- **Task brief**:
Determine how many lines contain the string "CORRELATION" and reply with that number alone.

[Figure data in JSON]
☆ ☆ ☆ ☆ ☆ ☆ ☆

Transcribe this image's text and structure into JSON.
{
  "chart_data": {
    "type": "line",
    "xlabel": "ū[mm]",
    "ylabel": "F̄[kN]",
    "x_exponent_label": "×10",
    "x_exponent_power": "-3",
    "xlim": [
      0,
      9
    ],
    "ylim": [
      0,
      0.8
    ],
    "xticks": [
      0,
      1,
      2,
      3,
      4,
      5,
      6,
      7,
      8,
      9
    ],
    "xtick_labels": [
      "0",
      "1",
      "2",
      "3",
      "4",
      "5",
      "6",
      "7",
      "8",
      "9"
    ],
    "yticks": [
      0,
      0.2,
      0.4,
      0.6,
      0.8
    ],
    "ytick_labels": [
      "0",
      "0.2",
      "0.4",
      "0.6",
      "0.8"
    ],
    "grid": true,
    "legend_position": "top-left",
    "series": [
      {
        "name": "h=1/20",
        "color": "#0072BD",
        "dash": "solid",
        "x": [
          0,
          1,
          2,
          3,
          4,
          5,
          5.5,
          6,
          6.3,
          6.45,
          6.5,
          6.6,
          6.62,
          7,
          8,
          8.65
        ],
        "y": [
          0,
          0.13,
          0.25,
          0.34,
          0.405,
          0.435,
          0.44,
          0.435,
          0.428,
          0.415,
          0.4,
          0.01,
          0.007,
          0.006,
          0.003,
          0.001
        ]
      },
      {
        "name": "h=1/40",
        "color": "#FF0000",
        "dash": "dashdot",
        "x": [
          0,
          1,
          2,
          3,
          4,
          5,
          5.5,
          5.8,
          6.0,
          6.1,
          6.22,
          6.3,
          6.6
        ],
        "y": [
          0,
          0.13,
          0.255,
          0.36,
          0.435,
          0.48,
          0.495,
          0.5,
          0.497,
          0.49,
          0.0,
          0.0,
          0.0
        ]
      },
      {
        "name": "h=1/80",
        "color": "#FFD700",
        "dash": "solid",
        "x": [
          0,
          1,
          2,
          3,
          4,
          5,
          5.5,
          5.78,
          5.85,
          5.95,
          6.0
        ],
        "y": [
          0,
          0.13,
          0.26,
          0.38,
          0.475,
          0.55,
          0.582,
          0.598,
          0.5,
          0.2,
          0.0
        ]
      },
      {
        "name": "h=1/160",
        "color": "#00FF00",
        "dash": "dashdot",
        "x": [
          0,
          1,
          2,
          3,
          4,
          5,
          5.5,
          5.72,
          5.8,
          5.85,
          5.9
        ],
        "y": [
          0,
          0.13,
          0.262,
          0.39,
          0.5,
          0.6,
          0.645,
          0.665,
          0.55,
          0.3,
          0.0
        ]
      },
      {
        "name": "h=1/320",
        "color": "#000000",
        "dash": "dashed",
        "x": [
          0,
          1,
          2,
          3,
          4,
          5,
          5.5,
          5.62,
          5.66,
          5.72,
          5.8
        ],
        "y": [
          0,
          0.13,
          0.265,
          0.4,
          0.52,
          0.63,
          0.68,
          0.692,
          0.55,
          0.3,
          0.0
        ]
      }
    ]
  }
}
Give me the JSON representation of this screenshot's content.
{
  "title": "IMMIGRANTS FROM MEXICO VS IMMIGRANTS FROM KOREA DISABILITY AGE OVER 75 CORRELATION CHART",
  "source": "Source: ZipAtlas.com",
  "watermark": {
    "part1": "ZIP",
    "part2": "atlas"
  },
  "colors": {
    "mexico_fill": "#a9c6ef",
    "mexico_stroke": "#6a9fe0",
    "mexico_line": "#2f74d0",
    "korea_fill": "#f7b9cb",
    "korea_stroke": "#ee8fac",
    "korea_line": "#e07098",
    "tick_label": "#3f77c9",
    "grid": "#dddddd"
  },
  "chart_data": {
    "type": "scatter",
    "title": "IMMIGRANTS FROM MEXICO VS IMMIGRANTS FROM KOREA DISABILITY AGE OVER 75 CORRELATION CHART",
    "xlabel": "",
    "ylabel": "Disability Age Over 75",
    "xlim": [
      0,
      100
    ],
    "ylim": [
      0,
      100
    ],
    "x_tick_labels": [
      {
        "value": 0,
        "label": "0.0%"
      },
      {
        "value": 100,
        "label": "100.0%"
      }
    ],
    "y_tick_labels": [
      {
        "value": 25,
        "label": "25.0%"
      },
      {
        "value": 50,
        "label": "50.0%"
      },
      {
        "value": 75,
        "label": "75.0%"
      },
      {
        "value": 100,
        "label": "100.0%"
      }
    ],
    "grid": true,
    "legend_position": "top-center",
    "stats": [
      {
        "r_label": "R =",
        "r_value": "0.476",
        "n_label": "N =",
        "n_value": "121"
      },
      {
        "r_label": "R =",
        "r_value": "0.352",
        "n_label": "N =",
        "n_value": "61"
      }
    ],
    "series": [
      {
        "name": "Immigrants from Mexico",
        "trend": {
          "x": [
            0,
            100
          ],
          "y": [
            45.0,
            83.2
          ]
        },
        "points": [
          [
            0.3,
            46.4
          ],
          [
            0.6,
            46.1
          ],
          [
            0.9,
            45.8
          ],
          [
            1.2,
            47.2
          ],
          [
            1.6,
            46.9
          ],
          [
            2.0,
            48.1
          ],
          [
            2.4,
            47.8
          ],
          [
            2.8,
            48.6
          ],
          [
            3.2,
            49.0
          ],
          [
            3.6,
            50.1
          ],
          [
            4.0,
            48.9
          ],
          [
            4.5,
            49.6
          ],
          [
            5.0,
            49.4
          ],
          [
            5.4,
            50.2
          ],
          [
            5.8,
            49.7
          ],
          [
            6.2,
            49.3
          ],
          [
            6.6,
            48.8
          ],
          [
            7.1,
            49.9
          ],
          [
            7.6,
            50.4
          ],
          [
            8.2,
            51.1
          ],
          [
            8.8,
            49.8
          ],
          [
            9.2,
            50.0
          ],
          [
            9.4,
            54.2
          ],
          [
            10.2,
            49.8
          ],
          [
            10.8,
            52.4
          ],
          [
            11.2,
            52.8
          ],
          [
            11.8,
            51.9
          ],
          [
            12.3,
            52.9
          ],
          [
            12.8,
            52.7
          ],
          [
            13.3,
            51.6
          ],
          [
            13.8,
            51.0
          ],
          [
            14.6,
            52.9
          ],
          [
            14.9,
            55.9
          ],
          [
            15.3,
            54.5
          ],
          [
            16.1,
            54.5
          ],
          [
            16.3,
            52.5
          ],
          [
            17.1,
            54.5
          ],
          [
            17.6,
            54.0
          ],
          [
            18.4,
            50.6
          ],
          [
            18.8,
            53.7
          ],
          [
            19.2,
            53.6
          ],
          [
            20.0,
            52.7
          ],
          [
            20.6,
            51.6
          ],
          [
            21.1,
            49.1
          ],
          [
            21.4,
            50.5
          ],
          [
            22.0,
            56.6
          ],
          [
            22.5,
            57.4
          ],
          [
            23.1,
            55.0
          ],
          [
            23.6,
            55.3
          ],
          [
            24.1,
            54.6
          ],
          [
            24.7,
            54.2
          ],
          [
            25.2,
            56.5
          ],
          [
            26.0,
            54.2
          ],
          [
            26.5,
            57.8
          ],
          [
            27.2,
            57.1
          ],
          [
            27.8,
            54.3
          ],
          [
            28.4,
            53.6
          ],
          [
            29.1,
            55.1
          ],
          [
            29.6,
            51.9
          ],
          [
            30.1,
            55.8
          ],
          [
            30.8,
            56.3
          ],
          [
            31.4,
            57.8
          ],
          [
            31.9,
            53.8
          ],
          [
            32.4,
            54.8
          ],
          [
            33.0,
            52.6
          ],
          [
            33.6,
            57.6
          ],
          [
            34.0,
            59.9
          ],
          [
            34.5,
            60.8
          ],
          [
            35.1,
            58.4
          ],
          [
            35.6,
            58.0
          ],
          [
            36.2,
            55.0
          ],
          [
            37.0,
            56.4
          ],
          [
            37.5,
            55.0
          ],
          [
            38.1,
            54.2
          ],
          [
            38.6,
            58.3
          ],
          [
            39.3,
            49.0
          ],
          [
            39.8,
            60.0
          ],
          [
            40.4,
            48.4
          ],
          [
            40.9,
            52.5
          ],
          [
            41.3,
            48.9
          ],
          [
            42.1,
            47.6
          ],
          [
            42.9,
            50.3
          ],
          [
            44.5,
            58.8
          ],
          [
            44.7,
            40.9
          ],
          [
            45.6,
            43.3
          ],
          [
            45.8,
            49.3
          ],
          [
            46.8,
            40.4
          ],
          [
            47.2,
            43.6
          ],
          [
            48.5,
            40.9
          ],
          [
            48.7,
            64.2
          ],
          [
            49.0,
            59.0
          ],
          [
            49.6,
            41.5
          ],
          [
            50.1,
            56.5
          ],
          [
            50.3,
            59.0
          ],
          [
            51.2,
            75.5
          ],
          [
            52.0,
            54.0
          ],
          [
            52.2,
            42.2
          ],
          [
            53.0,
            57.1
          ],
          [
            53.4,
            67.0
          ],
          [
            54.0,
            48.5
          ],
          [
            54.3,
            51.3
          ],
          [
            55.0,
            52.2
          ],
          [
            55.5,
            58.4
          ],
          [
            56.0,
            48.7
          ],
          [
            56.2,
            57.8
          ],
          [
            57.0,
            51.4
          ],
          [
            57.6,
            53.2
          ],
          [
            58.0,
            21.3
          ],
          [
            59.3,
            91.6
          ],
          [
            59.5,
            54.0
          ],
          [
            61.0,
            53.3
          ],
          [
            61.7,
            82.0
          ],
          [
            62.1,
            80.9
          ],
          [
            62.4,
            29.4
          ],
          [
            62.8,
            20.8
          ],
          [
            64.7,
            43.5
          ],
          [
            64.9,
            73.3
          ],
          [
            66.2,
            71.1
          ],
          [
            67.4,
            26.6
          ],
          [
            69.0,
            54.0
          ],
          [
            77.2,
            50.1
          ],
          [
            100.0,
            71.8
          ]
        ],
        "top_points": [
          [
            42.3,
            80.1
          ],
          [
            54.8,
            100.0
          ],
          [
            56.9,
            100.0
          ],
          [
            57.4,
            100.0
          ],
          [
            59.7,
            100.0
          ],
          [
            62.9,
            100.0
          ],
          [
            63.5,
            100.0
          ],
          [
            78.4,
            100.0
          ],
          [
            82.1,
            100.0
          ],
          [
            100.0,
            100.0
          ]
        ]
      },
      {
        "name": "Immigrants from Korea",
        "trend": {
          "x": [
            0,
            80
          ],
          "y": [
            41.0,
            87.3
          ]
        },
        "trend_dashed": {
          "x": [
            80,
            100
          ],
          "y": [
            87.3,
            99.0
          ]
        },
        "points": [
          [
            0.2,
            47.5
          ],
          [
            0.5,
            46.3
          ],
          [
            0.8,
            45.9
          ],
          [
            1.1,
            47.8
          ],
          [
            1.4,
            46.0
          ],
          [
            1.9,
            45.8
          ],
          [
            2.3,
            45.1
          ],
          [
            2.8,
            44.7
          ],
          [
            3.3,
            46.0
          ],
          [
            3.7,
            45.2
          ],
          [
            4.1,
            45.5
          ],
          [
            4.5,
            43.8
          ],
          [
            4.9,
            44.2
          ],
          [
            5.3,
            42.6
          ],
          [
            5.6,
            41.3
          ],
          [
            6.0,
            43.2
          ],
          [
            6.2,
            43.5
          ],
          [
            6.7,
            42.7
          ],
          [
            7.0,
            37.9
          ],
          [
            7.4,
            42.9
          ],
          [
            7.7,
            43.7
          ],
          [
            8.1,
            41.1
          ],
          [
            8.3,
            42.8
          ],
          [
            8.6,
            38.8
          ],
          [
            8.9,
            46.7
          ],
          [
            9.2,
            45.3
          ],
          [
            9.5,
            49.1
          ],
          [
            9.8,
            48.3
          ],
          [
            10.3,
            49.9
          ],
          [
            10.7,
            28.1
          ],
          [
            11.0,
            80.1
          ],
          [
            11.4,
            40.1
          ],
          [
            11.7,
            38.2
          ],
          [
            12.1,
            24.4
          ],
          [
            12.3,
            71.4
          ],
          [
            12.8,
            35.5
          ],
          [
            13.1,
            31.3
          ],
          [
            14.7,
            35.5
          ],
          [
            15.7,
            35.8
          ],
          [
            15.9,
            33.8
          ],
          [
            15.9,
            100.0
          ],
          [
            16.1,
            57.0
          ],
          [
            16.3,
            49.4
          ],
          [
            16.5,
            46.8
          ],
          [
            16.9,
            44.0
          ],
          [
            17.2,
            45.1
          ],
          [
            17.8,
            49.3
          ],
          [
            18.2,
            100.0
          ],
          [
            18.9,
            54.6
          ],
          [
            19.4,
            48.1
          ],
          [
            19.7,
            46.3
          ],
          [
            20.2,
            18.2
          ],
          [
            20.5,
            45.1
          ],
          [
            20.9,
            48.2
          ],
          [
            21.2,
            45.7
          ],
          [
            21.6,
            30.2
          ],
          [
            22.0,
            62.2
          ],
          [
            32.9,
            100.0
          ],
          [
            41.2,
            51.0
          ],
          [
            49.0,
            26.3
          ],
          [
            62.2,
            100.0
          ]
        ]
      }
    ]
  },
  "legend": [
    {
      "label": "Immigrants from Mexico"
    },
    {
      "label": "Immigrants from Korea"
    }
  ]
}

☆ ☆ ☆ ☆ ☆ ☆ ☆

- **Answer to the task**:
2